Produce a word-for-word copy of the listing below without its pictures.

*** DATA SHOWN

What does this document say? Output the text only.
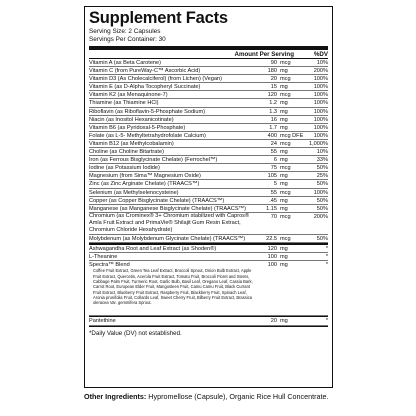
Supplement Facts
Serving Size: 2 Capsules
Servings Per Container: 30
Amount Per Serving	%DV
Vitamin A (as Beta Carotene)	90 mcg	10%
Vitamin C (from PureWay-C™ Ascorbic Acid)	180 mg	200%
Vitamin D3 (As Cholecalciferol) (from Lichen) (Vegan)	20 mcg	100%
Vitamin E (as D-Alpha Tocopheryl Succinate)	15 mg	100%
Vitamin K2 (as Menaquinone-7)	120 mcg	100%
Thiamine (as Thiamine HCl)	1.2 mg	100%
Riboflavin (as Riboflavin-5-Phosphate Sodium)	1.3 mg	100%
Niacin (as Inositol Hexanicotinate)	16 mg	100%
Vitamin B6 (as Pyridoxal-5-Phosphate)	1.7 mg	100%
Folate (as L-5- Methyltetrahydrofolate Calcium)	400 mcg DFE	100%
Vitamin B12 (as Methylcobalamin)	24 mcg	1,000%
Choline (as Choline Bitartrate)	55 mg	10%
Iron (as Ferrous Bisglycinate Chelate) (Ferrochel™)	6 mg	33%
Iodine (as Potassium Iodide)	75 mcg	50%
Magnesium (from Sima™ Magnesium Oxide)	105 mg	25%
Zinc (as Zinc Arginate Chelate) (TRAACS™)	5 mg	50%
Selenium (as Methylselenocysteine)	55 mcg	100%
Copper (as Copper Bisglycinate Chelate) (TRAACS™)	.45 mg	50%
Manganese (as Manganese Bisglycinate Chelate) (TRAACS™)	1.15 mg	50%
Chromium (as Crominex® 3+ Chromium stabilized with Capros® Amla Fruit Extract and PrimaVie® Shilajit Gum Resin Extract, Chromium Chloride Hexahydrate)
70 mcg	200%
Molybdenum (as Molybdenum Glycinate Chelate) (TRAACS™)	22.5 mcg	50%
Ashwagandha Root and Leaf Extract (as Shoden®)	120 mg	*
L-Theanine	100 mg	*
Spectra™ Blend
Coffee Fruit Extract, Green Tea Leaf Extract, Broccoli Sprout, Onion Bulb Extract, Apple Fruit Extract, Quercetin, Acerola Fruit Extract, Tomato Fruit, Broccoli Floret and Stems, Cabbage Palm Fruit, Turmeric Root, Garlic Bulb, Basil Leaf, Oregano Leaf, Cassia Bark, Carrot Root, European Elder Fruit, Mangosteen Fruit, Camu Camu Fruit, Black Currant Fruit Extract, Blueberry Fruit Extract, Raspberry Fruit, Blackberry Fruit, Spinach Leaf, Aronia prunifolia Fruit, Collards Leaf, Sweet Cherry Fruit, Bilberry Fruit Extract, Brassica oleracea Var. gemmifera Sprout.
100 mg	*
Pantethine	20 mg	*
*Daily Value (DV) not established.
Other Ingredients: Hypromellose (Capsule), Organic Rice Hull Concentrate.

******

§ **EXERCISE RESPONSE**:
What does this document say? Output the text only.
Supplement Facts
Serving Size: 2 Capsules
Servings Per Container: 30
Amount Per Serving	%DV
Vitamin A (as Beta Carotene)	90 mcg	10%
Vitamin C (from PureWay-C™ Ascorbic Acid)	180 mg	200%
Vitamin D3 (As Cholecalciferol) (from Lichen) (Vegan)	20 mcg	100%
Vitamin E (as D-Alpha Tocopheryl Succinate)	15 mg	100%
Vitamin K2 (as Menaquinone-7)	120 mcg	100%
Thiamine (as Thiamine HCl)	1.2 mg	100%
Riboflavin (as Riboflavin-5-Phosphate Sodium)	1.3 mg	100%
Niacin (as Inositol Hexanicotinate)	16 mg	100%
Vitamin B6 (as Pyridoxal-5-Phosphate)	1.7 mg	100%
Folate (as L-5- Methyltetrahydrofolate Calcium)	400 mcg DFE	100%
Vitamin B12 (as Methylcobalamin)	24 mcg	1,000%
Choline (as Choline Bitartrate)	55 mg	10%
Iron (as Ferrous Bisglycinate Chelate) (Ferrochel™)	6 mg	33%
Iodine (as Potassium Iodide)	75 mcg	50%
Magnesium (from Sima™ Magnesium Oxide)	105 mg	25%
Zinc (as Zinc Arginate Chelate) (TRAACS™)	5 mg	50%
Selenium (as Methylselenocysteine)	55 mcg	100%
Copper (as Copper Bisglycinate Chelate) (TRAACS™)	.45 mg	50%
Manganese (as Manganese Bisglycinate Chelate) (TRAACS™)	1.15 mg	50%
Chromium (as Crominex® 3+ Chromium stabilized with Capros® Amla Fruit Extract and PrimaVie® Shilajit Gum Resin Extract, Chromium Chloride Hexahydrate)
70 mcg	200%
Molybdenum (as Molybdenum Glycinate Chelate) (TRAACS™)	22.5 mcg	50%
Ashwagandha Root and Leaf Extract (as Shoden®)	120 mg	*
L-Theanine	100 mg	*
Spectra™ Blend
Coffee Fruit Extract, Green Tea Leaf Extract, Broccoli Sprout, Onion Bulb Extract, Apple Fruit Extract, Quercetin, Acerola Fruit Extract, Tomato Fruit, Broccoli Floret and Stems, Cabbage Palm Fruit, Turmeric Root, Garlic Bulb, Basil Leaf, Oregano Leaf, Cassia Bark, Carrot Root, European Elder Fruit, Mangosteen Fruit, Camu Camu Fruit, Black Currant Fruit Extract, Blueberry Fruit Extract, Raspberry Fruit, Blackberry Fruit, Spinach Leaf, Aronia prunifolia Fruit, Collards Leaf, Sweet Cherry Fruit, Bilberry Fruit Extract, Brassica oleracea Var. gemmifera Sprout.
100 mg	*
Pantethine	20 mg	*
*Daily Value (DV) not established.
Other Ingredients: Hypromellose (Capsule), Organic Rice Hull Concentrate.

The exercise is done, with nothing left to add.